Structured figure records
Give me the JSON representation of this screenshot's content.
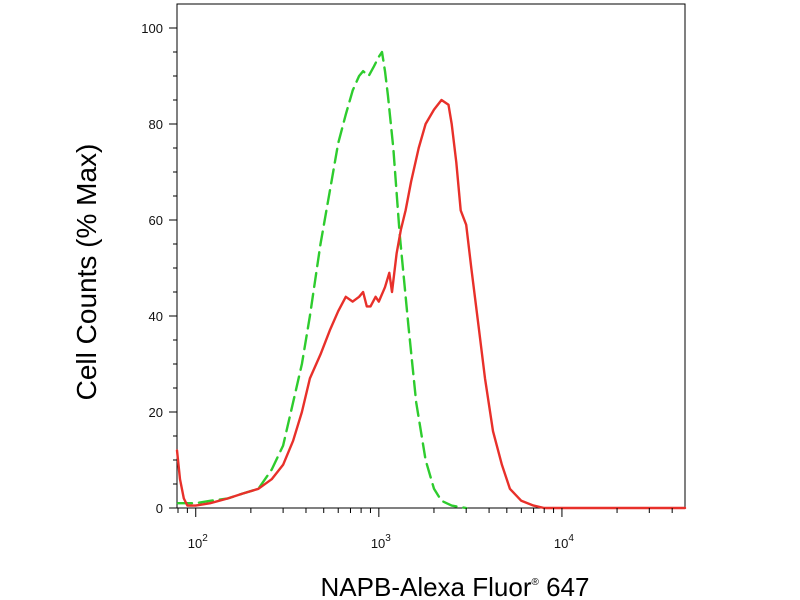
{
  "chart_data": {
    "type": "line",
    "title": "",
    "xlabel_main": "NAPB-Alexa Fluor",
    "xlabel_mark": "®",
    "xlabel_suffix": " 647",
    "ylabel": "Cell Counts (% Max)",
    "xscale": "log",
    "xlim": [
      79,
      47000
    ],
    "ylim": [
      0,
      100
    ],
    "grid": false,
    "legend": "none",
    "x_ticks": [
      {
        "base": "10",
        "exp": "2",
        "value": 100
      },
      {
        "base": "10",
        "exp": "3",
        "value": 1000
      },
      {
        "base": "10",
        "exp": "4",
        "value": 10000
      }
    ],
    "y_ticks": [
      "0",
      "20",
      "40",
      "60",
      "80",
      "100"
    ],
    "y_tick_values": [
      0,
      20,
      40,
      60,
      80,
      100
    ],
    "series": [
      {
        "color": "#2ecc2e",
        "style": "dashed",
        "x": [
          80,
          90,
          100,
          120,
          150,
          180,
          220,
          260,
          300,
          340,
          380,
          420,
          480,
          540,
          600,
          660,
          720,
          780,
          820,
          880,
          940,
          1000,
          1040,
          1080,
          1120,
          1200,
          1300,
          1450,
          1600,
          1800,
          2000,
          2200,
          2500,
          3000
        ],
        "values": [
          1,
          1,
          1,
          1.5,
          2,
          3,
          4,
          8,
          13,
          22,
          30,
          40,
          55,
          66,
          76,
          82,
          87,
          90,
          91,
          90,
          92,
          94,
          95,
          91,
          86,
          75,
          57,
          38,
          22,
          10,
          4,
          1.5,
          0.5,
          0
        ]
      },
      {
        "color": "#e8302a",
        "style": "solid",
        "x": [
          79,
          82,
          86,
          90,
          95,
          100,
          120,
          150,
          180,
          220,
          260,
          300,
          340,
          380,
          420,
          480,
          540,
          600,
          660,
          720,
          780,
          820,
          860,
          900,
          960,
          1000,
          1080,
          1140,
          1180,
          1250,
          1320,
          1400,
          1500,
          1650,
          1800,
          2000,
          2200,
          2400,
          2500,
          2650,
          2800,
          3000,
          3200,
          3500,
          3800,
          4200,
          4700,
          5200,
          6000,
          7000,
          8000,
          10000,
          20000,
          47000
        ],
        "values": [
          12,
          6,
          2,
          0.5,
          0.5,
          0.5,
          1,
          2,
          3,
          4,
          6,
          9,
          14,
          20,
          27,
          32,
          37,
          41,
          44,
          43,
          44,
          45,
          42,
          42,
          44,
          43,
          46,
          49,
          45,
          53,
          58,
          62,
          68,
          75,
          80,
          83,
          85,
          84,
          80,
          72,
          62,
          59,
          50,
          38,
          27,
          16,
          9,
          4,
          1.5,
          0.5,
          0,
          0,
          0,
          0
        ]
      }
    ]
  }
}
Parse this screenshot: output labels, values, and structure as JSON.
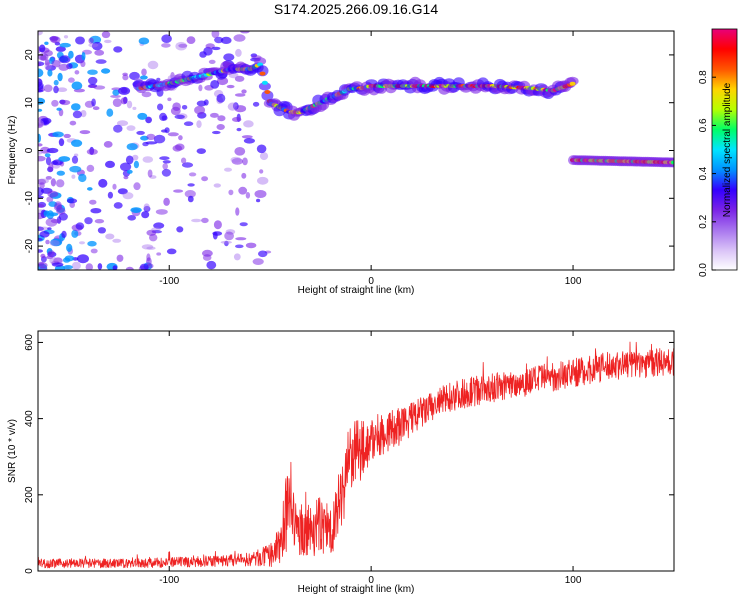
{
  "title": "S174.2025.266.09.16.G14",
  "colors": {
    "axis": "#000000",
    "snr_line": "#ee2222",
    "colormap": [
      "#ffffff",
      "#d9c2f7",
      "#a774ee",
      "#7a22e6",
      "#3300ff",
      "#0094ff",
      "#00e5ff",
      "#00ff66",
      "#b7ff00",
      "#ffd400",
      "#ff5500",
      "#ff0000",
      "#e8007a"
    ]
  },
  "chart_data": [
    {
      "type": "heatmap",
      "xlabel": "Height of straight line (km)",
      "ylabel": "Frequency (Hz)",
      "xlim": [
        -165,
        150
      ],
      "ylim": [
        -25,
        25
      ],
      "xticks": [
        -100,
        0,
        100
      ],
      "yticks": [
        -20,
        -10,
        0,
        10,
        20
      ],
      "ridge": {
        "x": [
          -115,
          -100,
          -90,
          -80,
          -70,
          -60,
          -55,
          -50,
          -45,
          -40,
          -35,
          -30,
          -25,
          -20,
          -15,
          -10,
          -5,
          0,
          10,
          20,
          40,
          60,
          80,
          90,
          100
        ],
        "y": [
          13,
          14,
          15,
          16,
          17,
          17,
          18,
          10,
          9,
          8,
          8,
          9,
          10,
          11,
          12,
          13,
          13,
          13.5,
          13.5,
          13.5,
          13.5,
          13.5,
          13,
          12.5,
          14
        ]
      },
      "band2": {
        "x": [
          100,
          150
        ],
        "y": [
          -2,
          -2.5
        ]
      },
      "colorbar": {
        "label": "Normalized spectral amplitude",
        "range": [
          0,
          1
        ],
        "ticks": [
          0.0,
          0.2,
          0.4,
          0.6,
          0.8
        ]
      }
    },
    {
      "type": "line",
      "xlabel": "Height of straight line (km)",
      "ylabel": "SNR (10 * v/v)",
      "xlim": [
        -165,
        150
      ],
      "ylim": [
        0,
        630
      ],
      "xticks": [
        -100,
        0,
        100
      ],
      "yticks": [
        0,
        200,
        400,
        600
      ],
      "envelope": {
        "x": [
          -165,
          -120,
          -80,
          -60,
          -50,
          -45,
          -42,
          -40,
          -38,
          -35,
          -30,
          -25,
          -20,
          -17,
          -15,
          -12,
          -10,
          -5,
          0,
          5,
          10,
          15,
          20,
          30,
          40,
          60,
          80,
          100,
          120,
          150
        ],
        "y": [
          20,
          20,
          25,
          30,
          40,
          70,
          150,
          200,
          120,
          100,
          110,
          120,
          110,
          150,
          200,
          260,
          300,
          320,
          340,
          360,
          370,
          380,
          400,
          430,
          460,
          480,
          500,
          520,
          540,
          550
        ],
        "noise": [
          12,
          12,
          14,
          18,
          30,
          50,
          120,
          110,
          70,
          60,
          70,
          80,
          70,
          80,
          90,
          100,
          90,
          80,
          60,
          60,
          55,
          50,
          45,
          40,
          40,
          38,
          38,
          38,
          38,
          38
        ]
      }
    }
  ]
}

--

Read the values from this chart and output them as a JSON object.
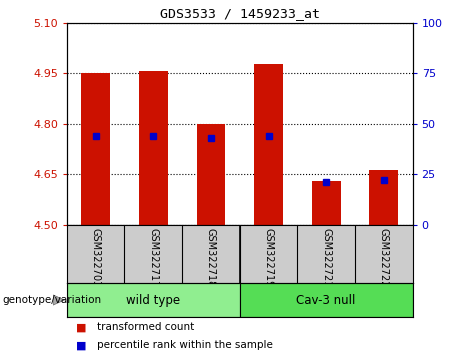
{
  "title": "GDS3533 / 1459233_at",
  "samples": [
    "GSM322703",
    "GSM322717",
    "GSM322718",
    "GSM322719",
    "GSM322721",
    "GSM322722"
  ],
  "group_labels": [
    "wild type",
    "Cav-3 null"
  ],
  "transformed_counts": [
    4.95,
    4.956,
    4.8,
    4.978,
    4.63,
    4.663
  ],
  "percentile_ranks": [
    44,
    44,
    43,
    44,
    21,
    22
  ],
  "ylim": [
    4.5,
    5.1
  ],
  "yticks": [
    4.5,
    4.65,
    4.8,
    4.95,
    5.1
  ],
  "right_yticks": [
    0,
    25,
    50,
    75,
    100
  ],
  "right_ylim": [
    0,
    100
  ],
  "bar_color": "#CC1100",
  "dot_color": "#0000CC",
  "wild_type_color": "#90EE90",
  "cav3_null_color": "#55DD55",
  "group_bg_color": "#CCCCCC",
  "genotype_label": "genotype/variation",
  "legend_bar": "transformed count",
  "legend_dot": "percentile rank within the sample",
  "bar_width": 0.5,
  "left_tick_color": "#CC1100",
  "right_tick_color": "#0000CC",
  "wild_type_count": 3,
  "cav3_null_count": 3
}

_WORK REQUIRED:_ Return nothing except the number of lines that include the string "this".

_RESPONSE:_ 3